> **WRITTEN TASK**
Your task is to transcribe the data in full.

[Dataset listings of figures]
====================

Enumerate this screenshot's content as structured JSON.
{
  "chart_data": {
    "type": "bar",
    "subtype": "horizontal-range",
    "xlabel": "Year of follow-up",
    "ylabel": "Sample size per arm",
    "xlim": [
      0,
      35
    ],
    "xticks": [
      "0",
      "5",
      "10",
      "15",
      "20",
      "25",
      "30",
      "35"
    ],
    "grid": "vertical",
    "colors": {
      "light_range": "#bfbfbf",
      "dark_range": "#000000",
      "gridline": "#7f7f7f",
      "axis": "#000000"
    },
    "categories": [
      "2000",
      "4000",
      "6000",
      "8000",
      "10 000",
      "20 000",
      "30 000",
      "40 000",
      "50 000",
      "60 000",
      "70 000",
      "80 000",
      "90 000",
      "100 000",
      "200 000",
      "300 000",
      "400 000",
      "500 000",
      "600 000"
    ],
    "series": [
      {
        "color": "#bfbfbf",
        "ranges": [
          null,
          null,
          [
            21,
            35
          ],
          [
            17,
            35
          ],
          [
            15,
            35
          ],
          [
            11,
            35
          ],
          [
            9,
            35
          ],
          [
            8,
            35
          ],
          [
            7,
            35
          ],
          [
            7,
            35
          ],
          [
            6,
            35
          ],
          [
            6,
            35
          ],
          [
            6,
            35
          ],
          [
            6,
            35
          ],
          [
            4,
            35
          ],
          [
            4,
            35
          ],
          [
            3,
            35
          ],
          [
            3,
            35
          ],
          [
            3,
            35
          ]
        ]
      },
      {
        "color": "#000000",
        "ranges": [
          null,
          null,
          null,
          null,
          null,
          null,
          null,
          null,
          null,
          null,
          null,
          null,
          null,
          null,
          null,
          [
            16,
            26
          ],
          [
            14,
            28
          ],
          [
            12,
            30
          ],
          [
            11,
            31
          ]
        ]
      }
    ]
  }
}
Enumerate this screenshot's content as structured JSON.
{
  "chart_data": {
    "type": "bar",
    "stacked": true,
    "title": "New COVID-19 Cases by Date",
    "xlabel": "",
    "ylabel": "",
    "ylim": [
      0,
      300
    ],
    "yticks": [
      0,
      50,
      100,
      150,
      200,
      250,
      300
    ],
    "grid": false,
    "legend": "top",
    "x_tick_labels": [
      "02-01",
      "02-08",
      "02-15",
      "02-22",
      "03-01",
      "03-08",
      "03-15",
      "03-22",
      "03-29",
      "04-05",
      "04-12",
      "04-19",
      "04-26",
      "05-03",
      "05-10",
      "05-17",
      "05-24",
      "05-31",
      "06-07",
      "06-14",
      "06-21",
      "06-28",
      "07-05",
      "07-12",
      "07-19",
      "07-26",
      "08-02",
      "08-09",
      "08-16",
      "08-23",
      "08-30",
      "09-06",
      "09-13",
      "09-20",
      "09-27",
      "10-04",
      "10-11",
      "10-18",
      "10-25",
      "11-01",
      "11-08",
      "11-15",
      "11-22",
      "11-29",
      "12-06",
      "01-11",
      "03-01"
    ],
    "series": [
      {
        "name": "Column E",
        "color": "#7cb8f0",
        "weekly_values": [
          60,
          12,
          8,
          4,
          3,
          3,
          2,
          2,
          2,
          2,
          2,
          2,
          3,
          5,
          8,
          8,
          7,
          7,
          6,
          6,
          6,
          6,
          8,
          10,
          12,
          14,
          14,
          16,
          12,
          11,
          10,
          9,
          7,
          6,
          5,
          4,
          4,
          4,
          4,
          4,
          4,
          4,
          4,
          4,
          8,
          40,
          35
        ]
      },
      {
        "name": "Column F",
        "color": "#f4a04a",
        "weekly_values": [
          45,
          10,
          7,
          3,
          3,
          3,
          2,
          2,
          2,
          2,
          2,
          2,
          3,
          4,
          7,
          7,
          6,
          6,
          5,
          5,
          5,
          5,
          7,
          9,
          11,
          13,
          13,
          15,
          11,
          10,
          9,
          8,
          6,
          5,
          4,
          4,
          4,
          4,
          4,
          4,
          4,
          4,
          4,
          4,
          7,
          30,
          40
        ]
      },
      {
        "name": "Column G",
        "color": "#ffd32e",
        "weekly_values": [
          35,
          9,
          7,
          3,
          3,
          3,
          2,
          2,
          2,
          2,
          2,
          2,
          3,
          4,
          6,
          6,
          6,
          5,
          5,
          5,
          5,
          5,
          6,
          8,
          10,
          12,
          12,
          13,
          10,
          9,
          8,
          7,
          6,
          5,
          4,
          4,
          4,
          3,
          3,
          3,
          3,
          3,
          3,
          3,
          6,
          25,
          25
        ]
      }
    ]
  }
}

====================

> **RESPONSE BELOW**
Enumerate this screenshot's content as structured JSON.
{
  "chart_data": {
    "type": "bar",
    "subtype": "horizontal-range",
    "xlabel": "Year of follow-up",
    "ylabel": "Sample size per arm",
    "xlim": [
      0,
      35
    ],
    "xticks": [
      "0",
      "5",
      "10",
      "15",
      "20",
      "25",
      "30",
      "35"
    ],
    "grid": "vertical",
    "colors": {
      "light_range": "#bfbfbf",
      "dark_range": "#000000",
      "gridline": "#7f7f7f",
      "axis": "#000000"
    },
    "categories": [
      "2000",
      "4000",
      "6000",
      "8000",
      "10 000",
      "20 000",
      "30 000",
      "40 000",
      "50 000",
      "60 000",
      "70 000",
      "80 000",
      "90 000",
      "100 000",
      "200 000",
      "300 000",
      "400 000",
      "500 000",
      "600 000"
    ],
    "series": [
      {
        "color": "#bfbfbf",
        "ranges": [
          null,
          null,
          [
            21,
            35
          ],
          [
            17,
            35
          ],
          [
            15,
            35
          ],
          [
            11,
            35
          ],
          [
            9,
            35
          ],
          [
            8,
            35
          ],
          [
            7,
            35
          ],
          [
            7,
            35
          ],
          [
            6,
            35
          ],
          [
            6,
            35
          ],
          [
            6,
            35
          ],
          [
            6,
            35
          ],
          [
            4,
            35
          ],
          [
            4,
            35
          ],
          [
            3,
            35
          ],
          [
            3,
            35
          ],
          [
            3,
            35
          ]
        ]
      },
      {
        "color": "#000000",
        "ranges": [
          null,
          null,
          null,
          null,
          null,
          null,
          null,
          null,
          null,
          null,
          null,
          null,
          null,
          null,
          null,
          [
            16,
            26
          ],
          [
            14,
            28
          ],
          [
            12,
            30
          ],
          [
            11,
            31
          ]
        ]
      }
    ]
  }
}
Enumerate this screenshot's content as structured JSON.
{
  "chart_data": {
    "type": "bar",
    "stacked": true,
    "title": "New COVID-19 Cases by Date",
    "xlabel": "",
    "ylabel": "",
    "ylim": [
      0,
      300
    ],
    "yticks": [
      0,
      50,
      100,
      150,
      200,
      250,
      300
    ],
    "grid": false,
    "legend": "top",
    "x_tick_labels": [
      "02-01",
      "02-08",
      "02-15",
      "02-22",
      "03-01",
      "03-08",
      "03-15",
      "03-22",
      "03-29",
      "04-05",
      "04-12",
      "04-19",
      "04-26",
      "05-03",
      "05-10",
      "05-17",
      "05-24",
      "05-31",
      "06-07",
      "06-14",
      "06-21",
      "06-28",
      "07-05",
      "07-12",
      "07-19",
      "07-26",
      "08-02",
      "08-09",
      "08-16",
      "08-23",
      "08-30",
      "09-06",
      "09-13",
      "09-20",
      "09-27",
      "10-04",
      "10-11",
      "10-18",
      "10-25",
      "11-01",
      "11-08",
      "11-15",
      "11-22",
      "11-29",
      "12-06",
      "01-11",
      "03-01"
    ],
    "series": [
      {
        "name": "Column E",
        "color": "#7cb8f0",
        "weekly_values": [
          60,
          12,
          8,
          4,
          3,
          3,
          2,
          2,
          2,
          2,
          2,
          2,
          3,
          5,
          8,
          8,
          7,
          7,
          6,
          6,
          6,
          6,
          8,
          10,
          12,
          14,
          14,
          16,
          12,
          11,
          10,
          9,
          7,
          6,
          5,
          4,
          4,
          4,
          4,
          4,
          4,
          4,
          4,
          4,
          8,
          40,
          35
        ]
      },
      {
        "name": "Column F",
        "color": "#f4a04a",
        "weekly_values": [
          45,
          10,
          7,
          3,
          3,
          3,
          2,
          2,
          2,
          2,
          2,
          2,
          3,
          4,
          7,
          7,
          6,
          6,
          5,
          5,
          5,
          5,
          7,
          9,
          11,
          13,
          13,
          15,
          11,
          10,
          9,
          8,
          6,
          5,
          4,
          4,
          4,
          4,
          4,
          4,
          4,
          4,
          4,
          4,
          7,
          30,
          40
        ]
      },
      {
        "name": "Column G",
        "color": "#ffd32e",
        "weekly_values": [
          35,
          9,
          7,
          3,
          3,
          3,
          2,
          2,
          2,
          2,
          2,
          2,
          3,
          4,
          6,
          6,
          6,
          5,
          5,
          5,
          5,
          5,
          6,
          8,
          10,
          12,
          12,
          13,
          10,
          9,
          8,
          7,
          6,
          5,
          4,
          4,
          4,
          3,
          3,
          3,
          3,
          3,
          3,
          3,
          6,
          25,
          25
        ]
      }
    ]
  }
}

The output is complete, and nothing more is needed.